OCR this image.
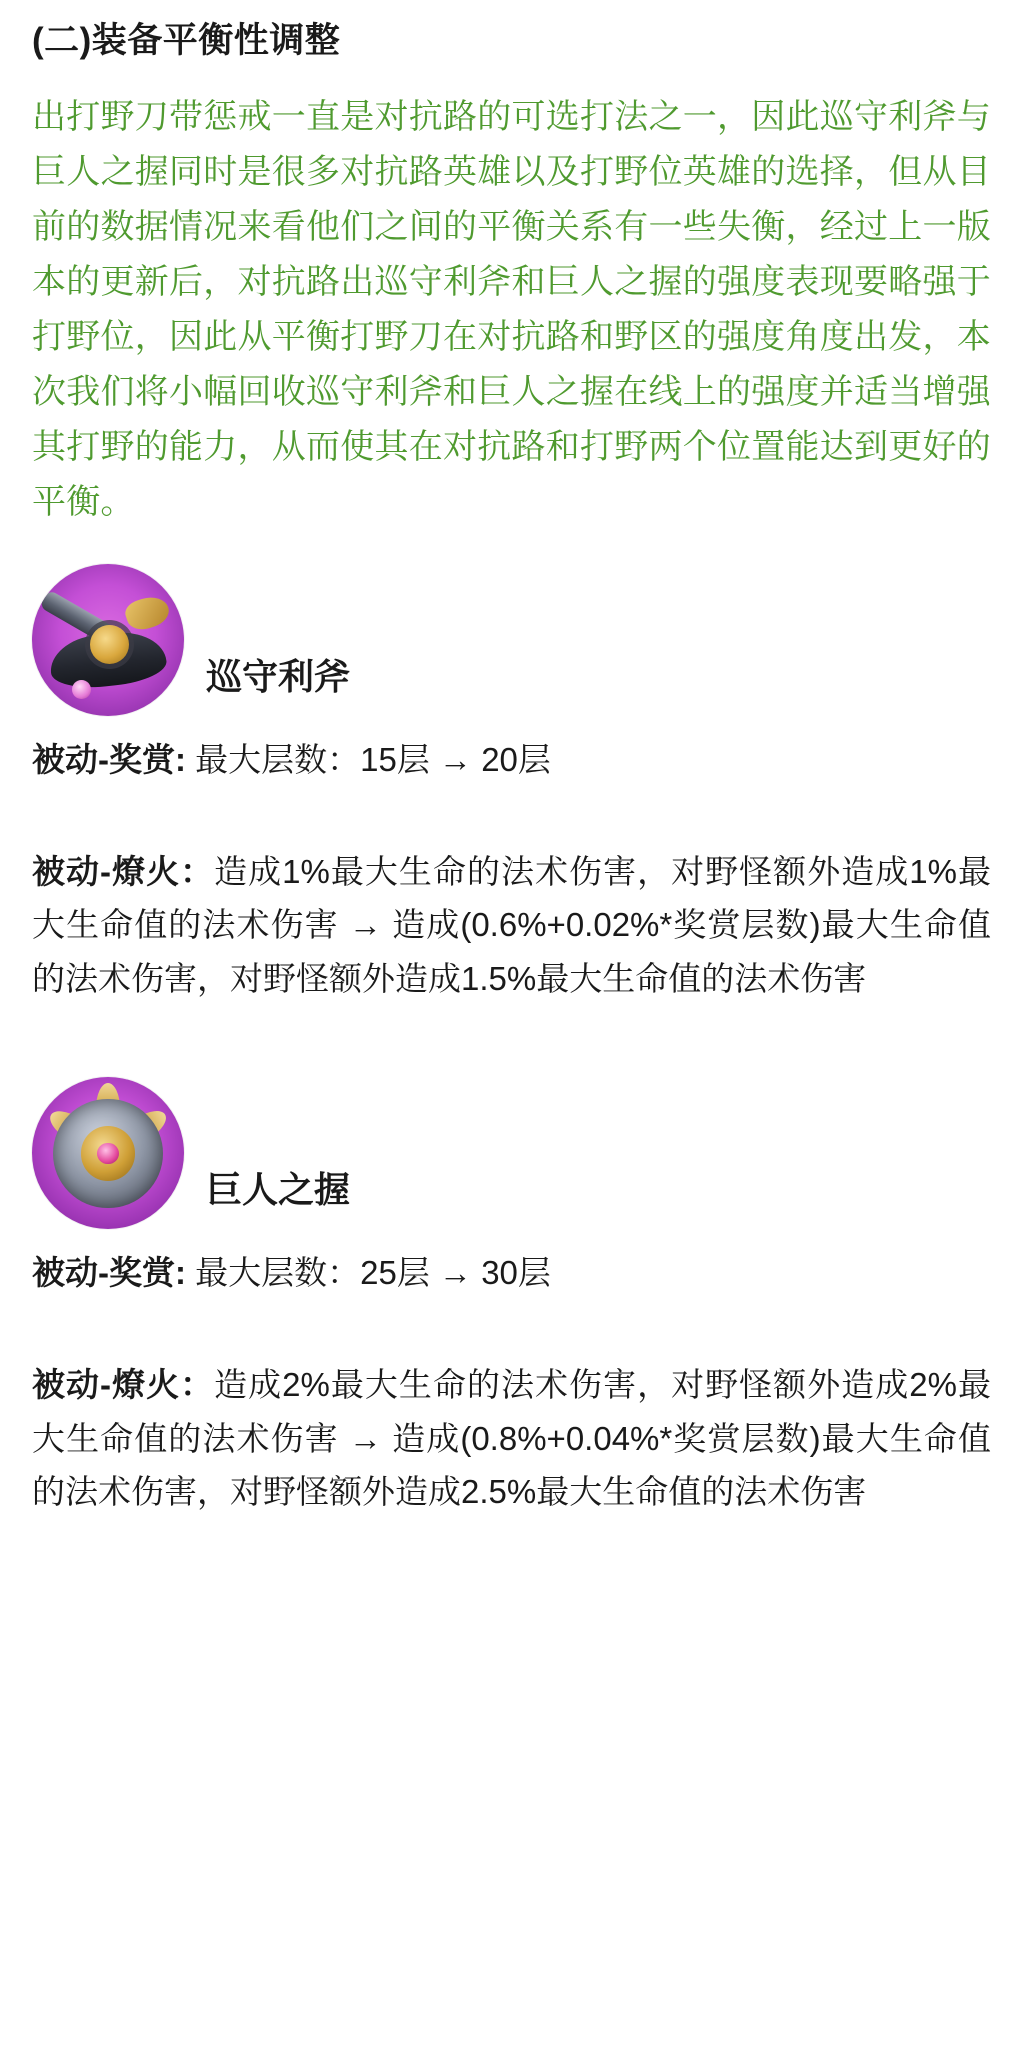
(二)装备平衡性调整

出打野刀带惩戒一直是对抗路的可选打法之一，因此巡守利斧与巨人之握同时是很多对抗路英雄以及打野位英雄的选择，但从目前的数据情况来看他们之间的平衡关系有一些失衡，经过上一版本的更新后，对抗路出巡守利斧和巨人之握的强度表现要略强于打野位，因此从平衡打野刀在对抗路和野区的强度角度出发，本次我们将小幅回收巡守利斧和巨人之握在线上的强度并适当增强其打野的能力，从而使其在对抗路和打野两个位置能达到更好的平衡。

巡守利斧

被动-奖赏: 最大层数：15层 → 20层

被动-燎火：造成1%最大生命的法术伤害，对野怪额外造成1%最大生命值的法术伤害 → 造成(0.6%+0.02%*奖赏层数)最大生命值的法术伤害，对野怪额外造成1.5%最大生命值的法术伤害

巨人之握

被动-奖赏: 最大层数：25层 → 30层

被动-燎火：造成2%最大生命的法术伤害，对野怪额外造成2%最大生命值的法术伤害 → 造成(0.8%+0.04%*奖赏层数)最大生命值的法术伤害，对野怪额外造成2.5%最大生命值的法术伤害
+---+
**TASK DETAILS:** In the copy, include no pictures; restate the listing above exactly.

**FINISHED ANSWER:**
OCR this image.
(二)装备平衡性调整

出打野刀带惩戒一直是对抗路的可选打法之一，因此巡守利斧与巨人之握同时是很多对抗路英雄以及打野位英雄的选择，但从目前的数据情况来看他们之间的平衡关系有一些失衡，经过上一版本的更新后，对抗路出巡守利斧和巨人之握的强度表现要略强于打野位，因此从平衡打野刀在对抗路和野区的强度角度出发，本次我们将小幅回收巡守利斧和巨人之握在线上的强度并适当增强其打野的能力，从而使其在对抗路和打野两个位置能达到更好的平衡。

巡守利斧

被动-奖赏: 最大层数：15层 → 20层

被动-燎火：造成1%最大生命的法术伤害，对野怪额外造成1%最大生命值的法术伤害 → 造成(0.6%+0.02%*奖赏层数)最大生命值的法术伤害，对野怪额外造成1.5%最大生命值的法术伤害

巨人之握

被动-奖赏: 最大层数：25层 → 30层

被动-燎火：造成2%最大生命的法术伤害，对野怪额外造成2%最大生命值的法术伤害 → 造成(0.8%+0.04%*奖赏层数)最大生命值的法术伤害，对野怪额外造成2.5%最大生命值的法术伤害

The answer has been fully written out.